Dataset items
--- START ---
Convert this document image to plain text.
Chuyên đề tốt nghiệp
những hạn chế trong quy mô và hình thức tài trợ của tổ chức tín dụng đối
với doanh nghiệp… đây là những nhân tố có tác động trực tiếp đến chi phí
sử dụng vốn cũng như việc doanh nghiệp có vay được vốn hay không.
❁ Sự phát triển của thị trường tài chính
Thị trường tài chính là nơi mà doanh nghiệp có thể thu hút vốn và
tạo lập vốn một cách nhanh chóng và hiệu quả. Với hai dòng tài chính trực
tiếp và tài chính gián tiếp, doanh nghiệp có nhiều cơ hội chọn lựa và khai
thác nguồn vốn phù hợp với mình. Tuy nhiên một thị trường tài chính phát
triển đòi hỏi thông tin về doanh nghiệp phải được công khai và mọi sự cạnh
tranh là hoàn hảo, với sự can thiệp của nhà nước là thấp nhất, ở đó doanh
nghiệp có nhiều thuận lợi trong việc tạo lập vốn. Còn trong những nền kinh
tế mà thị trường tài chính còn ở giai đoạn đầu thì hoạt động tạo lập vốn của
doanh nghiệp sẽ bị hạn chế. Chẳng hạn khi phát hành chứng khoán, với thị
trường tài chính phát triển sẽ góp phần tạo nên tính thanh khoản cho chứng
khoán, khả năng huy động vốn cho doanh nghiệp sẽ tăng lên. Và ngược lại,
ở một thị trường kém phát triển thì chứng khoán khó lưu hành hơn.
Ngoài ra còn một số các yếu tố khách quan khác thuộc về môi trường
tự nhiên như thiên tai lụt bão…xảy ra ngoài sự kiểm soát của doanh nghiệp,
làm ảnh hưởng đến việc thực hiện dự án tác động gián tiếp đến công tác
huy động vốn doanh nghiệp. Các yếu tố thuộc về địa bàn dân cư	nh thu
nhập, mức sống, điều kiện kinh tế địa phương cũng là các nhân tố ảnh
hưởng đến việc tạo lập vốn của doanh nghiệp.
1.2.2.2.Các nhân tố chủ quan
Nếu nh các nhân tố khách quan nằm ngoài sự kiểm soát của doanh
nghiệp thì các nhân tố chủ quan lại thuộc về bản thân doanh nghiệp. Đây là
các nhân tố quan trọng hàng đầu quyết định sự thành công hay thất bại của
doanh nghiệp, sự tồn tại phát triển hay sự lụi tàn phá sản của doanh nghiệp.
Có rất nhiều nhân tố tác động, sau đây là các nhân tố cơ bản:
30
--- END ---
● **Your objective**: All lines in the data that contain the word "chứng" should be copied.

● **Exercise result**:
doanh nghiệp sẽ bị hạn chế. Chẳng hạn khi phát hành chứng khoán, với thị
trường tài chính phát triển sẽ góp phần tạo nên tính thanh khoản cho chứng
ở một thị trường kém phát triển thì chứng khoán khó lưu hành hơn.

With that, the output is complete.